| EXERCISE OBJECTIVE |
Set down all of the entries word for word, omitting the images they contain.

[BEGIN]

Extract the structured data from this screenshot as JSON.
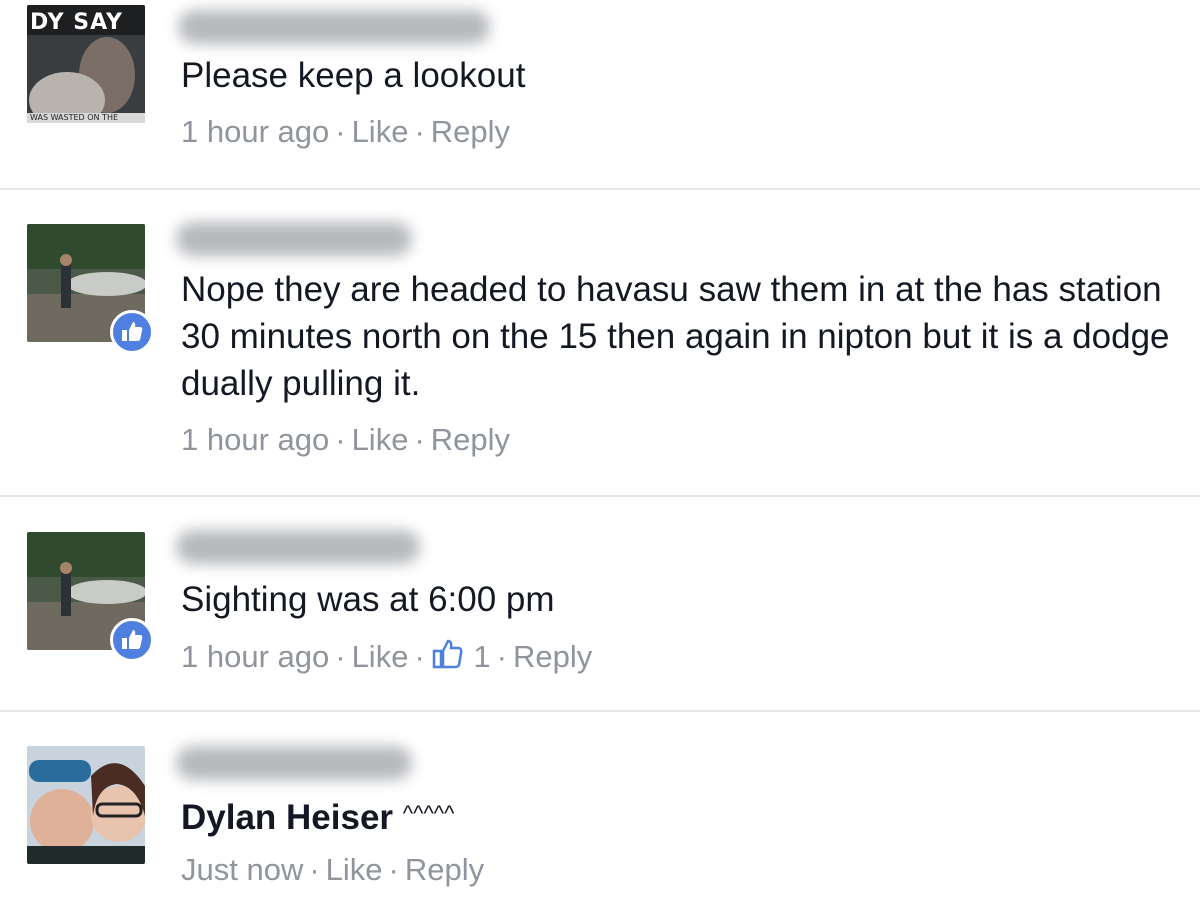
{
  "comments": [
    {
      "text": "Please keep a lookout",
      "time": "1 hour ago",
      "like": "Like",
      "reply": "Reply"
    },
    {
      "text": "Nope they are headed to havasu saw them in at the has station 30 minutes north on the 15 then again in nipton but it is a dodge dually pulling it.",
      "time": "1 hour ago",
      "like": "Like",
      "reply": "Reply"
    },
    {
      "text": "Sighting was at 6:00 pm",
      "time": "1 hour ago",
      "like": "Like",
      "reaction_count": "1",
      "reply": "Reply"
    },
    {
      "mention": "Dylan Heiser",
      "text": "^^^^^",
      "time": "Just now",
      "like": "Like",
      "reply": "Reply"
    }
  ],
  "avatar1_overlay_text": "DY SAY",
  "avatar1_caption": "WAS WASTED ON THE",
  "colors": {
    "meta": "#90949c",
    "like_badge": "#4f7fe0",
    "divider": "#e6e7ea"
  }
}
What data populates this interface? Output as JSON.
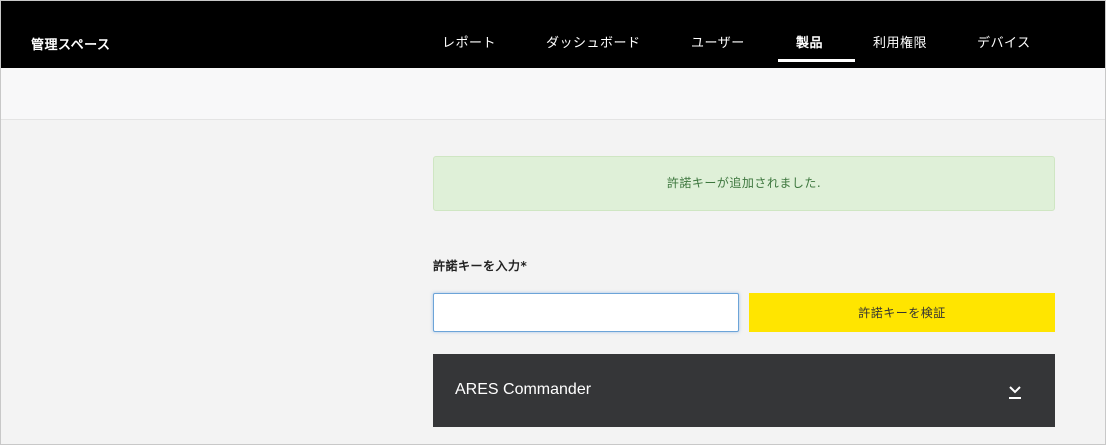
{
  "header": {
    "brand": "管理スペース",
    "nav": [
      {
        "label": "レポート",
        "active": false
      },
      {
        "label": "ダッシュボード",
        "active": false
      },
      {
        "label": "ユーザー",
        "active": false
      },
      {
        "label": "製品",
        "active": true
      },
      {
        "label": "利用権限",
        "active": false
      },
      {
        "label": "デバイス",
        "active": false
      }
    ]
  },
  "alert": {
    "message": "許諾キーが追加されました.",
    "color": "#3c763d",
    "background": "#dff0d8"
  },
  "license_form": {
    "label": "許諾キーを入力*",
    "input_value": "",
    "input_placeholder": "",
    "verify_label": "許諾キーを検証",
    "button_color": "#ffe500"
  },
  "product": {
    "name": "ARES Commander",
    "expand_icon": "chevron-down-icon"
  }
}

[END]

| RESPONSE BELOW |
Extract the structured data from this screenshot as JSON.
{
  "comments": [
    {
      "text": "Please keep a lookout",
      "time": "1 hour ago",
      "like": "Like",
      "reply": "Reply"
    },
    {
      "text": "Nope they are headed to havasu saw them in at the has station 30 minutes north on the 15 then again in nipton but it is a dodge dually pulling it.",
      "time": "1 hour ago",
      "like": "Like",
      "reply": "Reply"
    },
    {
      "text": "Sighting was at 6:00 pm",
      "time": "1 hour ago",
      "like": "Like",
      "reaction_count": "1",
      "reply": "Reply"
    },
    {
      "mention": "Dylan Heiser",
      "text": "^^^^^",
      "time": "Just now",
      "like": "Like",
      "reply": "Reply"
    }
  ],
  "avatar1_overlay_text": "DY SAY",
  "avatar1_caption": "WAS WASTED ON THE",
  "colors": {
    "meta": "#90949c",
    "like_badge": "#4f7fe0",
    "divider": "#e6e7ea"
  }
}
What data populates this interface? Output as JSON.
{
  "header": {
    "brand": "管理スペース",
    "nav": [
      {
        "label": "レポート",
        "active": false
      },
      {
        "label": "ダッシュボード",
        "active": false
      },
      {
        "label": "ユーザー",
        "active": false
      },
      {
        "label": "製品",
        "active": true
      },
      {
        "label": "利用権限",
        "active": false
      },
      {
        "label": "デバイス",
        "active": false
      }
    ]
  },
  "alert": {
    "message": "許諾キーが追加されました.",
    "color": "#3c763d",
    "background": "#dff0d8"
  },
  "license_form": {
    "label": "許諾キーを入力*",
    "input_value": "",
    "input_placeholder": "",
    "verify_label": "許諾キーを検証",
    "button_color": "#ffe500"
  },
  "product": {
    "name": "ARES Commander",
    "expand_icon": "chevron-down-icon"
  }
}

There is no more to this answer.